Aim of the task: Echo every line from the one containing "code-keyword: for bbox=[470, 314, 499, 333]" down to the one containing "code-comment: //更改新空间的指向 bbox=[427, 706, 575, 725]", both ends included, without changing anything.

The records:
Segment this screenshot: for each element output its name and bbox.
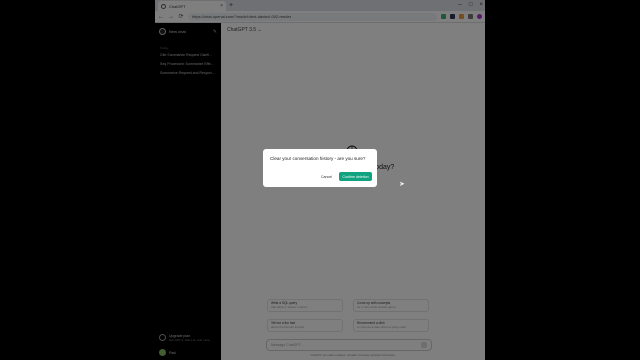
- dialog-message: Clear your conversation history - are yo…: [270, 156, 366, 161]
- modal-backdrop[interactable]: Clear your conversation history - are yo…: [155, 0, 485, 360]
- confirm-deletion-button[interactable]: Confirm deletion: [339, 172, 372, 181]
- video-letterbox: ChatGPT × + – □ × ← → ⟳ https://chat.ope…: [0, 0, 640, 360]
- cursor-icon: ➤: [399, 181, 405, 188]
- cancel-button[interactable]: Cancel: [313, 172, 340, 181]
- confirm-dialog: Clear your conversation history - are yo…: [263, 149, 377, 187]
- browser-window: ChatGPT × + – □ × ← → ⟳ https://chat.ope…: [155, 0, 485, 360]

--

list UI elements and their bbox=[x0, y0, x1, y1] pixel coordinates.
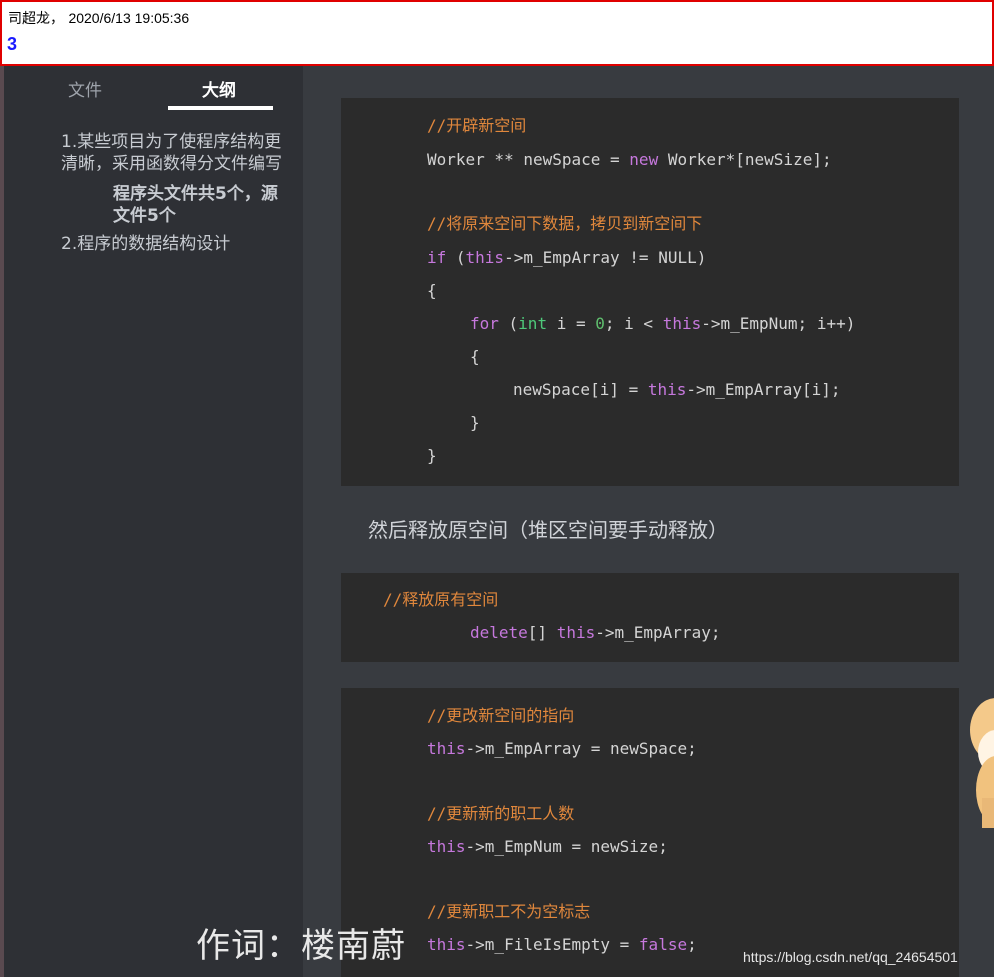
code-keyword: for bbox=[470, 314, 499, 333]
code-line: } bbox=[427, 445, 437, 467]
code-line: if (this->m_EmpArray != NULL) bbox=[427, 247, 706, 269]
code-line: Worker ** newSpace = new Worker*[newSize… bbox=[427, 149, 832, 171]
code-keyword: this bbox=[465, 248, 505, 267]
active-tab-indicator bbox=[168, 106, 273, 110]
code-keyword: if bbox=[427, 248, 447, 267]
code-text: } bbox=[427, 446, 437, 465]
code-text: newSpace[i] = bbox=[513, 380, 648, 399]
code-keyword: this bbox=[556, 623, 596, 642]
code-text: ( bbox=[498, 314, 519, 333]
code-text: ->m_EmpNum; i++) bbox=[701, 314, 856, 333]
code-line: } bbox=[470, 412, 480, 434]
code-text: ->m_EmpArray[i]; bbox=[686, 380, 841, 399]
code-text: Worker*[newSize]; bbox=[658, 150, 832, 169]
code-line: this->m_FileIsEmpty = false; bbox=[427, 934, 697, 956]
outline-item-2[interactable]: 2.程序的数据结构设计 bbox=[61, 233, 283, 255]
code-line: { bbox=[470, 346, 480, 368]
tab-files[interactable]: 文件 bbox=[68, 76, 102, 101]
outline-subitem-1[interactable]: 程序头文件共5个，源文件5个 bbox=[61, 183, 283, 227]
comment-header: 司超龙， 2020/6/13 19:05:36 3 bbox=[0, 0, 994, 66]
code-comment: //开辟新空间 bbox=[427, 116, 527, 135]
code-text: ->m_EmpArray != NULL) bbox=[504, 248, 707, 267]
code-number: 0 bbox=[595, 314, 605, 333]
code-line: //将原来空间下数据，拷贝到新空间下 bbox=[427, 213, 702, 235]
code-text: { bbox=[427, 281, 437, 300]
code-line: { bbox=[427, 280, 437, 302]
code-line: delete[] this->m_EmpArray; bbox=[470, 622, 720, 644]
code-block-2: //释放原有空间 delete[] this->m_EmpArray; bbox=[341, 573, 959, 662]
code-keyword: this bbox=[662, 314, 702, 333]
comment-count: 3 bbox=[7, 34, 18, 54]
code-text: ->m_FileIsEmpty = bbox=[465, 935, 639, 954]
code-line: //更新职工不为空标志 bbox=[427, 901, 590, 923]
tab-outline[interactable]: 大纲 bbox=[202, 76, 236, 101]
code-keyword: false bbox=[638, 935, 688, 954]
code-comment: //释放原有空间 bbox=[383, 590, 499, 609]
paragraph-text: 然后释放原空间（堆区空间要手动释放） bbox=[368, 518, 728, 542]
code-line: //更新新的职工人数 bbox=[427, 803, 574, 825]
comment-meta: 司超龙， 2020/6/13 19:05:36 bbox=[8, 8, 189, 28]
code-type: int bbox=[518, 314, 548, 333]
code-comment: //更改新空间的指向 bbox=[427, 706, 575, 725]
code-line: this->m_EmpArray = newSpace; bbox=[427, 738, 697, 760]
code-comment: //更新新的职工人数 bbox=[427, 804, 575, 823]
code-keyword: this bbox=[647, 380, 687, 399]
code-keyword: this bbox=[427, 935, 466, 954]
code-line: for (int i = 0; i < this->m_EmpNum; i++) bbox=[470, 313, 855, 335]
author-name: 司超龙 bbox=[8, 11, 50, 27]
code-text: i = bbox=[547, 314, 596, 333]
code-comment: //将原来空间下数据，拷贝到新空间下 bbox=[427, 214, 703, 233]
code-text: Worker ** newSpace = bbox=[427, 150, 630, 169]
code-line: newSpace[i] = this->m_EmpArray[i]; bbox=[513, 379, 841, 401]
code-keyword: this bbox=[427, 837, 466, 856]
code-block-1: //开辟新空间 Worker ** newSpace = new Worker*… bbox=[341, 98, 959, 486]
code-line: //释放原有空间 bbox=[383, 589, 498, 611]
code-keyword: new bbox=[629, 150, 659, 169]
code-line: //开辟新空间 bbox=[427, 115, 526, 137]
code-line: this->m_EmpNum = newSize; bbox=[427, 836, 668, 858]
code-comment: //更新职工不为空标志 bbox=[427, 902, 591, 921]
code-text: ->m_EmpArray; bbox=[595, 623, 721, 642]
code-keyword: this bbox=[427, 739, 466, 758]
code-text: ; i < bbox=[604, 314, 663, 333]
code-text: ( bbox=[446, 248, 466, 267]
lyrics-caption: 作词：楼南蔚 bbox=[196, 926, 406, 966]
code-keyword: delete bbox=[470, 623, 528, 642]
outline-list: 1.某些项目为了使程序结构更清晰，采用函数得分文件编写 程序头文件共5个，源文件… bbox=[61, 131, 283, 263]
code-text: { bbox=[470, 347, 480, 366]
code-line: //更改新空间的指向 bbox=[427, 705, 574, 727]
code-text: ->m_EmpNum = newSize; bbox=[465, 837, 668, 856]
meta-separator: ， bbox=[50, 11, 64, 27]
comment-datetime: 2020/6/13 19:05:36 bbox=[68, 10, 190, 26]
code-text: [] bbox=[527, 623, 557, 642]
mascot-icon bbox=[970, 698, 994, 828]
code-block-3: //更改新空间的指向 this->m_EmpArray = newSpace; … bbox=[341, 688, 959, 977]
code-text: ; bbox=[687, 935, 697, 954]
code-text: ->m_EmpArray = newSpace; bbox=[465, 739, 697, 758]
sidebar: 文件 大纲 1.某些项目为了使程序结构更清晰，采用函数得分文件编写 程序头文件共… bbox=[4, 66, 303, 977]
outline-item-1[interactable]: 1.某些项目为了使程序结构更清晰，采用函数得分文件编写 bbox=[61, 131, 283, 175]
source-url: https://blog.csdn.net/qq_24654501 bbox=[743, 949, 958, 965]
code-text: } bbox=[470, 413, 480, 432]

In response:
code-keyword: for bbox=[470, 314, 499, 333]
code-line: } bbox=[427, 445, 437, 467]
code-line: if (this->m_EmpArray != NULL) bbox=[427, 247, 706, 269]
code-line: Worker ** newSpace = new Worker*[newSize… bbox=[427, 149, 832, 171]
code-keyword: this bbox=[465, 248, 505, 267]
active-tab-indicator bbox=[168, 106, 273, 110]
code-keyword: if bbox=[427, 248, 447, 267]
code-text: } bbox=[427, 446, 437, 465]
code-text: newSpace[i] = bbox=[513, 380, 648, 399]
code-keyword: this bbox=[556, 623, 596, 642]
code-text: ( bbox=[498, 314, 519, 333]
code-text: ->m_EmpNum; i++) bbox=[701, 314, 856, 333]
code-line: } bbox=[470, 412, 480, 434]
code-text: ->m_EmpArray[i]; bbox=[686, 380, 841, 399]
code-text: Worker*[newSize]; bbox=[658, 150, 832, 169]
code-line: this->m_FileIsEmpty = false; bbox=[427, 934, 697, 956]
outline-item-2[interactable]: 2.程序的数据结构设计 bbox=[61, 233, 283, 255]
code-line: { bbox=[470, 346, 480, 368]
tab-files[interactable]: 文件 bbox=[68, 76, 102, 101]
outline-subitem-1[interactable]: 程序头文件共5个，源文件5个 bbox=[61, 183, 283, 227]
comment-header: 司超龙， 2020/6/13 19:05:36 3 bbox=[0, 0, 994, 66]
code-comment: //开辟新空间 bbox=[427, 116, 527, 135]
code-text: ->m_EmpArray != NULL) bbox=[504, 248, 707, 267]
code-number: 0 bbox=[595, 314, 605, 333]
code-line: //将原来空间下数据，拷贝到新空间下 bbox=[427, 213, 702, 235]
code-text: { bbox=[427, 281, 437, 300]
code-line: { bbox=[427, 280, 437, 302]
code-line: delete[] this->m_EmpArray; bbox=[470, 622, 720, 644]
code-block-2: //释放原有空间 delete[] this->m_EmpArray; bbox=[341, 573, 959, 662]
code-keyword: this bbox=[662, 314, 702, 333]
comment-count: 3 bbox=[7, 34, 18, 54]
code-text: ->m_FileIsEmpty = bbox=[465, 935, 639, 954]
code-line: //更新职工不为空标志 bbox=[427, 901, 590, 923]
tab-outline[interactable]: 大纲 bbox=[202, 76, 236, 101]
code-keyword: false bbox=[638, 935, 688, 954]
code-comment: //释放原有空间 bbox=[383, 590, 499, 609]
paragraph-text: 然后释放原空间（堆区空间要手动释放） bbox=[368, 518, 728, 542]
code-line: //更新新的职工人数 bbox=[427, 803, 574, 825]
comment-meta: 司超龙， 2020/6/13 19:05:36 bbox=[8, 8, 189, 28]
code-type: int bbox=[518, 314, 548, 333]
code-comment: //更改新空间的指向 bbox=[427, 706, 575, 725]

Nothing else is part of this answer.